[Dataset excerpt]
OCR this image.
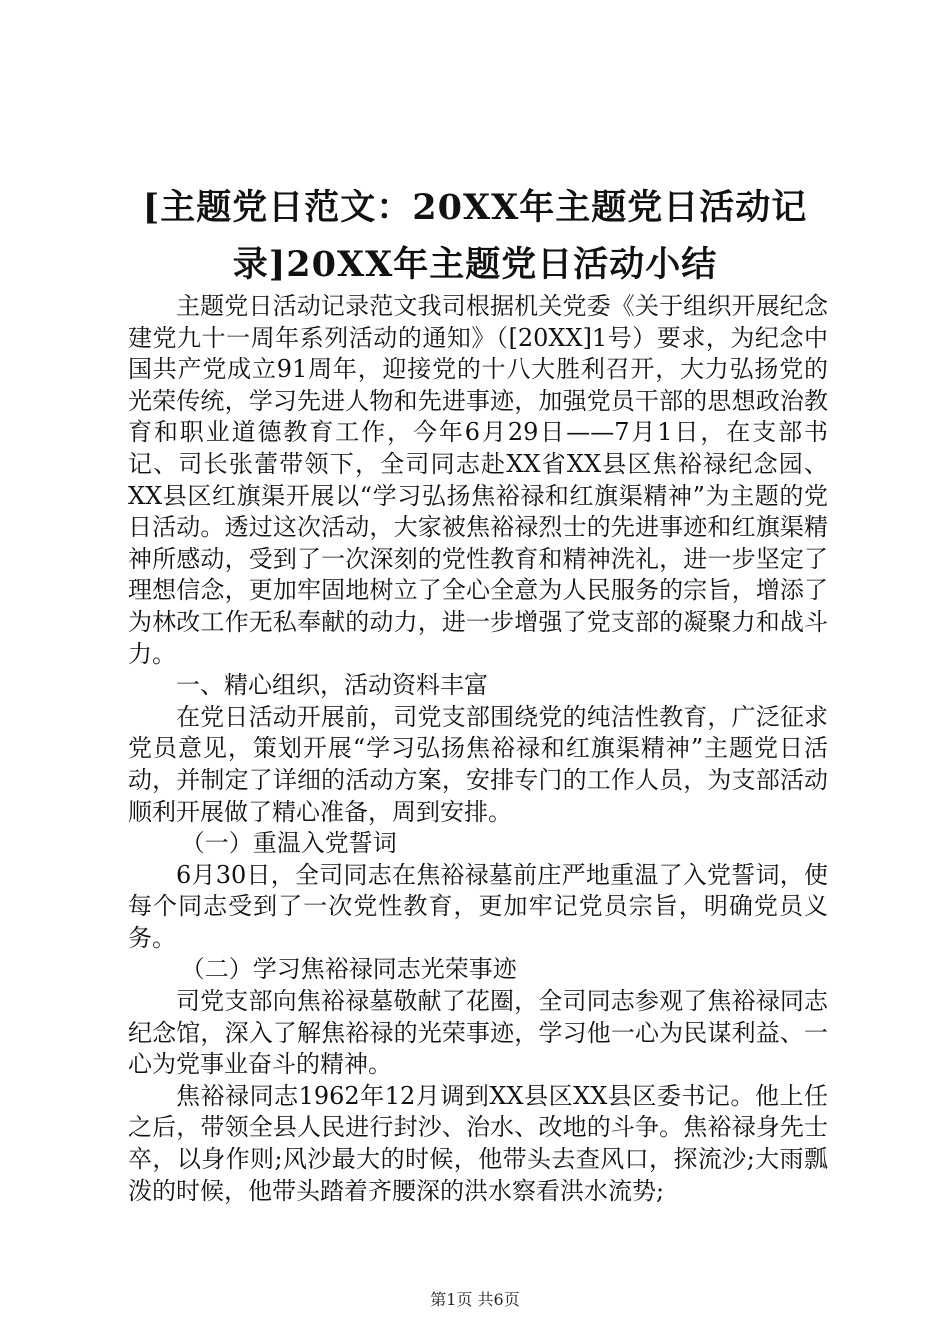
[主题党日范文：20XX年主题党日活动记
录]20XX年主题党日活动小结

主题党日活动记录范文我司根据机关党委《关于组织开展纪念建党九十一周年系列活动的通知》（[20XX]1号）要求，为纪念中国共产党成立91周年，迎接党的十八大胜利召开，大力弘扬党的光荣传统，学习先进人物和先进事迹，加强党员干部的思想政治教育和职业道德教育工作，今年6月29日——7月1日，在支部书记、司长张蕾带领下，全司同志赴XX省XX县区焦裕禄纪念园、XX县区红旗渠开展以“学习弘扬焦裕禄和红旗渠精神”为主题的党日活动。透过这次活动，大家被焦裕禄烈士的先进事迹和红旗渠精神所感动，受到了一次深刻的党性教育和精神洗礼，进一步坚定了理想信念，更加牢固地树立了全心全意为人民服务的宗旨，增添了为林改工作无私奉献的动力，进一步增强了党支部的凝聚力和战斗力。

一、精心组织，活动资料丰富

在党日活动开展前，司党支部围绕党的纯洁性教育，广泛征求党员意见，策划开展“学习弘扬焦裕禄和红旗渠精神”主题党日活动，并制定了详细的活动方案，安排专门的工作人员，为支部活动顺利开展做了精心准备，周到安排。

（一）重温入党誓词

6月30日，全司同志在焦裕禄墓前庄严地重温了入党誓词，使每个同志受到了一次党性教育，更加牢记党员宗旨，明确党员义务。

（二）学习焦裕禄同志光荣事迹

司党支部向焦裕禄墓敬献了花圈，全司同志参观了焦裕禄同志纪念馆，深入了解焦裕禄的光荣事迹，学习他一心为民谋利益、一心为党事业奋斗的精神。

焦裕禄同志1962年12月调到XX县区XX县区委书记。他上任之后，带领全县人民进行封沙、治水、改地的斗争。焦裕禄身先士卒，以身作则;风沙最大的时候，他带头去查风口，探流沙;大雨瓢泼的时候，他带头踏着齐腰深的洪水察看洪水流势;

第1页 共6页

* PROBLEM DESCRIPTION: Reproduce the material above in full, exactly, with no images.

* WRITTEN ANSWER:
OCR this image.
[主题党日范文：20XX年主题党日活动记
录]20XX年主题党日活动小结

主题党日活动记录范文我司根据机关党委《关于组织开展纪念建党九十一周年系列活动的通知》（[20XX]1号）要求，为纪念中国共产党成立91周年，迎接党的十八大胜利召开，大力弘扬党的光荣传统，学习先进人物和先进事迹，加强党员干部的思想政治教育和职业道德教育工作，今年6月29日——7月1日，在支部书记、司长张蕾带领下，全司同志赴XX省XX县区焦裕禄纪念园、XX县区红旗渠开展以“学习弘扬焦裕禄和红旗渠精神”为主题的党日活动。透过这次活动，大家被焦裕禄烈士的先进事迹和红旗渠精神所感动，受到了一次深刻的党性教育和精神洗礼，进一步坚定了理想信念，更加牢固地树立了全心全意为人民服务的宗旨，增添了为林改工作无私奉献的动力，进一步增强了党支部的凝聚力和战斗力。

一、精心组织，活动资料丰富

在党日活动开展前，司党支部围绕党的纯洁性教育，广泛征求党员意见，策划开展“学习弘扬焦裕禄和红旗渠精神”主题党日活动，并制定了详细的活动方案，安排专门的工作人员，为支部活动顺利开展做了精心准备，周到安排。

（一）重温入党誓词

6月30日，全司同志在焦裕禄墓前庄严地重温了入党誓词，使每个同志受到了一次党性教育，更加牢记党员宗旨，明确党员义务。

（二）学习焦裕禄同志光荣事迹

司党支部向焦裕禄墓敬献了花圈，全司同志参观了焦裕禄同志纪念馆，深入了解焦裕禄的光荣事迹，学习他一心为民谋利益、一心为党事业奋斗的精神。

焦裕禄同志1962年12月调到XX县区XX县区委书记。他上任之后，带领全县人民进行封沙、治水、改地的斗争。焦裕禄身先士卒，以身作则;风沙最大的时候，他带头去查风口，探流沙;大雨瓢泼的时候，他带头踏着齐腰深的洪水察看洪水流势;

第1页 共6页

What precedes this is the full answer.